== TASK GOAL ==
From the entries below, copy every line where the string "salsa" appears.

== RECORDS SHOWN ==
● ● ● ● ● ● ●

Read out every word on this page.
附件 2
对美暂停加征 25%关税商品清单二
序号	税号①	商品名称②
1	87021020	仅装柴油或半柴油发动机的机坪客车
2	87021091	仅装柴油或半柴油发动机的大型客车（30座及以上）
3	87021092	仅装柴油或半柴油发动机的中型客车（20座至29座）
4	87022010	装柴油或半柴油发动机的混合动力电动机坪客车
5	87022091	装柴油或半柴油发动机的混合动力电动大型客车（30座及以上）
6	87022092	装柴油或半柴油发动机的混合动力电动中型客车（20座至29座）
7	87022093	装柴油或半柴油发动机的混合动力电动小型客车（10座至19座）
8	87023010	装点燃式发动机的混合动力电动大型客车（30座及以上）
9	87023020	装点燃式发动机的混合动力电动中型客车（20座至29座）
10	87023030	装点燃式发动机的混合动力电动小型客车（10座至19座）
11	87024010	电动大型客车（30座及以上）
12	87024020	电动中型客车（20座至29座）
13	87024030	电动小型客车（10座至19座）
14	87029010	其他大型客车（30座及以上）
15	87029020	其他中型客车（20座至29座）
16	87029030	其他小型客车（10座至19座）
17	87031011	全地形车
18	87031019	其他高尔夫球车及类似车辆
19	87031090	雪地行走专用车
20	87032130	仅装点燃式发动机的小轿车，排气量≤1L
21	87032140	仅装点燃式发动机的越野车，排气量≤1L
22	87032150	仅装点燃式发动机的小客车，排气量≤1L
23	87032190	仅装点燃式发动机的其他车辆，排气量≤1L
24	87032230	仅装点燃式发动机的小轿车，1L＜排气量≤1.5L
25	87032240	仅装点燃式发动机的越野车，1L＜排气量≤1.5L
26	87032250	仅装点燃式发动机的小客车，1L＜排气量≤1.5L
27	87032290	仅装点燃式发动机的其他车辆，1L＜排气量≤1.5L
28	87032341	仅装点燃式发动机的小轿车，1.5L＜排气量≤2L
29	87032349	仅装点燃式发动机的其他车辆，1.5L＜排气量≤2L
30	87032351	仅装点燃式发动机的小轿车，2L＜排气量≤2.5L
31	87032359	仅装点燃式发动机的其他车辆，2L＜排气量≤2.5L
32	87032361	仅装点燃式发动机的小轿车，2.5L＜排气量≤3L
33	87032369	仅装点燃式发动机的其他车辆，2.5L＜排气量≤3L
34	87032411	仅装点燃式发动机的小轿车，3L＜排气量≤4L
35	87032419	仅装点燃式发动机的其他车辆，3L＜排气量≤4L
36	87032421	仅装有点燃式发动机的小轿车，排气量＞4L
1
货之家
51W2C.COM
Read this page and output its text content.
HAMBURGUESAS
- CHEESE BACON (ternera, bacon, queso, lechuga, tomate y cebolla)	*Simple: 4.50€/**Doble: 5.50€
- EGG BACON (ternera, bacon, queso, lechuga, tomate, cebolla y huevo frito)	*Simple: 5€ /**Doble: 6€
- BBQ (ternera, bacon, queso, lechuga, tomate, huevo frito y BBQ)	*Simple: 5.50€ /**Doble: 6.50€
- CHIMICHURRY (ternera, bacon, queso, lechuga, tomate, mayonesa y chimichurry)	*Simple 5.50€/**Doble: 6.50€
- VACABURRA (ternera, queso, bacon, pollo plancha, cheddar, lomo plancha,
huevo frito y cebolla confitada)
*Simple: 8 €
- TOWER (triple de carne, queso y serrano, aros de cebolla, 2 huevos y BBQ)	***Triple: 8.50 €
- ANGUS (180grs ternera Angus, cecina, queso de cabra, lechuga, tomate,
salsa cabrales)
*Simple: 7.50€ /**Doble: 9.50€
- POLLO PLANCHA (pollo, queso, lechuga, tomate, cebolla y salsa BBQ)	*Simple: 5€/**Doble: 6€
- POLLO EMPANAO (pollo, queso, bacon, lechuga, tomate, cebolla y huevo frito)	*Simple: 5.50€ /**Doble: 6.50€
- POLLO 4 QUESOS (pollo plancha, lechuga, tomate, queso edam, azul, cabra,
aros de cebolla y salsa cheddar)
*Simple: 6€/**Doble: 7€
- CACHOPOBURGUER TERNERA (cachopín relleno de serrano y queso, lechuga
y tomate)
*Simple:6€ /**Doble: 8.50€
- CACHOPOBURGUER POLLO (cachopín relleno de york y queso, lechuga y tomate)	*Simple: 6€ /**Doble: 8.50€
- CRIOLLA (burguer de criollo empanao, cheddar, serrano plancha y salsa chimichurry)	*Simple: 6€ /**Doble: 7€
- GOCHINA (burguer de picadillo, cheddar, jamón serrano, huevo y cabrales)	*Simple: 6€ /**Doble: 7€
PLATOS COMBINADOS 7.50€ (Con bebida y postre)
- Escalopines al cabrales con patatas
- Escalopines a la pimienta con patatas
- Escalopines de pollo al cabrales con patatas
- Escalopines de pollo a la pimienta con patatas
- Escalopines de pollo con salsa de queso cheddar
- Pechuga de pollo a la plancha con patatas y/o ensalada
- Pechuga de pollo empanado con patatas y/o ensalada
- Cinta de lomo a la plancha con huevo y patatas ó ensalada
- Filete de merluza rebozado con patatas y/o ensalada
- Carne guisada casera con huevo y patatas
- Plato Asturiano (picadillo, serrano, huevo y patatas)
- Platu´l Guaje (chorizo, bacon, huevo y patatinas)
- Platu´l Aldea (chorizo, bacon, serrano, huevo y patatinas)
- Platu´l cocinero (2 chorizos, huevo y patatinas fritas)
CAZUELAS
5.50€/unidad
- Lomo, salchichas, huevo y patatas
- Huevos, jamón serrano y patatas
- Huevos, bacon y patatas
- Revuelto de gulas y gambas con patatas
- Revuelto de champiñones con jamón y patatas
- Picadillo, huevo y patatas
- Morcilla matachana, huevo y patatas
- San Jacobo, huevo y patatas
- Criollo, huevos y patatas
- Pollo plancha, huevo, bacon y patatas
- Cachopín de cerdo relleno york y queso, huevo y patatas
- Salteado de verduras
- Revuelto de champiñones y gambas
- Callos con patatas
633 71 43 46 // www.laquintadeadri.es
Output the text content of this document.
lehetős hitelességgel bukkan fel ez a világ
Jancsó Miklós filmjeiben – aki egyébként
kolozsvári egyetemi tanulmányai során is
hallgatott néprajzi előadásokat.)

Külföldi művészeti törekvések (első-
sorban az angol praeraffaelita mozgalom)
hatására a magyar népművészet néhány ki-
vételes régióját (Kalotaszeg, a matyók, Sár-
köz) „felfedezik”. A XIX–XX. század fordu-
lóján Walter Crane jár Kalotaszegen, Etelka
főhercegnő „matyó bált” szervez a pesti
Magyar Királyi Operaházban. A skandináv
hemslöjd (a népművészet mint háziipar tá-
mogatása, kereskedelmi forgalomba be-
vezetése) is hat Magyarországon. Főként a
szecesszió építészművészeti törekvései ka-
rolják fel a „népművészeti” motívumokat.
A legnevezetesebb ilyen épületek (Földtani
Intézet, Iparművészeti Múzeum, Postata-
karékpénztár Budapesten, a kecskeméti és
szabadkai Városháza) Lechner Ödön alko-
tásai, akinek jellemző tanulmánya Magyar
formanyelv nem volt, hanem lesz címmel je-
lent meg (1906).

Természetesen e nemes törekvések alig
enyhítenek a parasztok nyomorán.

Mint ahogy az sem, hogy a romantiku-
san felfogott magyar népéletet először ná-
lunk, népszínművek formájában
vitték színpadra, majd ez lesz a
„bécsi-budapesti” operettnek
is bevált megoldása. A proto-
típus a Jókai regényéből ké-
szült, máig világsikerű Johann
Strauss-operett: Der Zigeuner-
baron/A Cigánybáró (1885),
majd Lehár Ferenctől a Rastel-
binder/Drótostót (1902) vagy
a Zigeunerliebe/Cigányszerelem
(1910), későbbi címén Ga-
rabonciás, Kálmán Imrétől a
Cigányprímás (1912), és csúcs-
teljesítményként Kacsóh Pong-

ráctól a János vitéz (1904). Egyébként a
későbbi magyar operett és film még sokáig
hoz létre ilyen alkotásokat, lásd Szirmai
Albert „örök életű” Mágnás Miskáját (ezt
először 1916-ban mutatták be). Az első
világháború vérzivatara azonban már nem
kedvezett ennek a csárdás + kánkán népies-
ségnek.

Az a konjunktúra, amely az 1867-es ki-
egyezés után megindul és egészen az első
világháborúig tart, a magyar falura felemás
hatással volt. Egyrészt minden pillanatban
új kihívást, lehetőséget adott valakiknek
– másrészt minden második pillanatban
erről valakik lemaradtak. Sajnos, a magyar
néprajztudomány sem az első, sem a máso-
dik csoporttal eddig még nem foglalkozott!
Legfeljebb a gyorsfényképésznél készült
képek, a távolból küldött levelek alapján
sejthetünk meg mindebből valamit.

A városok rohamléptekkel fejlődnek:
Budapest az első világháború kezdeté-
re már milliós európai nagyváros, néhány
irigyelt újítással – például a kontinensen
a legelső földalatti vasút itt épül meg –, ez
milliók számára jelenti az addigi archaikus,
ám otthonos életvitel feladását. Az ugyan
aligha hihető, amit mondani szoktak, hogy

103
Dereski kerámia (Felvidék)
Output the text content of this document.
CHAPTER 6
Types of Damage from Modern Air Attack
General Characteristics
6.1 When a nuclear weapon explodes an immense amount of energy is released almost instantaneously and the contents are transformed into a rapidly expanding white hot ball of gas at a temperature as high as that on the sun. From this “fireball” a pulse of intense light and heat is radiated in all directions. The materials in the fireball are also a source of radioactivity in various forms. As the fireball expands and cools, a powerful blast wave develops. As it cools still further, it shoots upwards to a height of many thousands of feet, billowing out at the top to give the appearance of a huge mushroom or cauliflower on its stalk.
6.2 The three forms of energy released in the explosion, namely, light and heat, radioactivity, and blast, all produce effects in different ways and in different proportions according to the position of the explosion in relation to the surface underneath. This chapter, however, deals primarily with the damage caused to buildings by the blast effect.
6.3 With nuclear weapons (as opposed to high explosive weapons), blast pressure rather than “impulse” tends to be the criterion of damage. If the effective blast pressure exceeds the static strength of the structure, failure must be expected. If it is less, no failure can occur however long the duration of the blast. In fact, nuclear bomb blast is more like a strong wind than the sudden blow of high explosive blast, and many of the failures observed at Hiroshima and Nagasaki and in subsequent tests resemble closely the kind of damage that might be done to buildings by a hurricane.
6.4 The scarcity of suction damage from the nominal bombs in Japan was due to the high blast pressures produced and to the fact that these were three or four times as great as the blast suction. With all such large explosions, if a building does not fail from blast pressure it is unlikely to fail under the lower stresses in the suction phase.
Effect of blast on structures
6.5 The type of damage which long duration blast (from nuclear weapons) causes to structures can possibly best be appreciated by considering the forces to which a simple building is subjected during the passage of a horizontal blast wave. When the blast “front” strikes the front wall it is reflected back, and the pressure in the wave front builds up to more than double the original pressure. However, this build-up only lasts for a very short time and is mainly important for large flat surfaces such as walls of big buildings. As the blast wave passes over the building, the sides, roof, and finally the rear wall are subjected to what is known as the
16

● ● ● ● ● ● ●

== RIGHT ANSWER ==
salsa cabrales)
- POLLO PLANCHA (pollo, queso, lechuga, tomate, cebolla y salsa BBQ)	*Simple: 5€/**Doble: 6€
aros de cebolla y salsa cheddar)
- CRIOLLA (burguer de criollo empanao, cheddar, serrano plancha y salsa chimichurry)	*Simple: 6€ /**Doble: 7€
- Escalopines de pollo con salsa de queso cheddar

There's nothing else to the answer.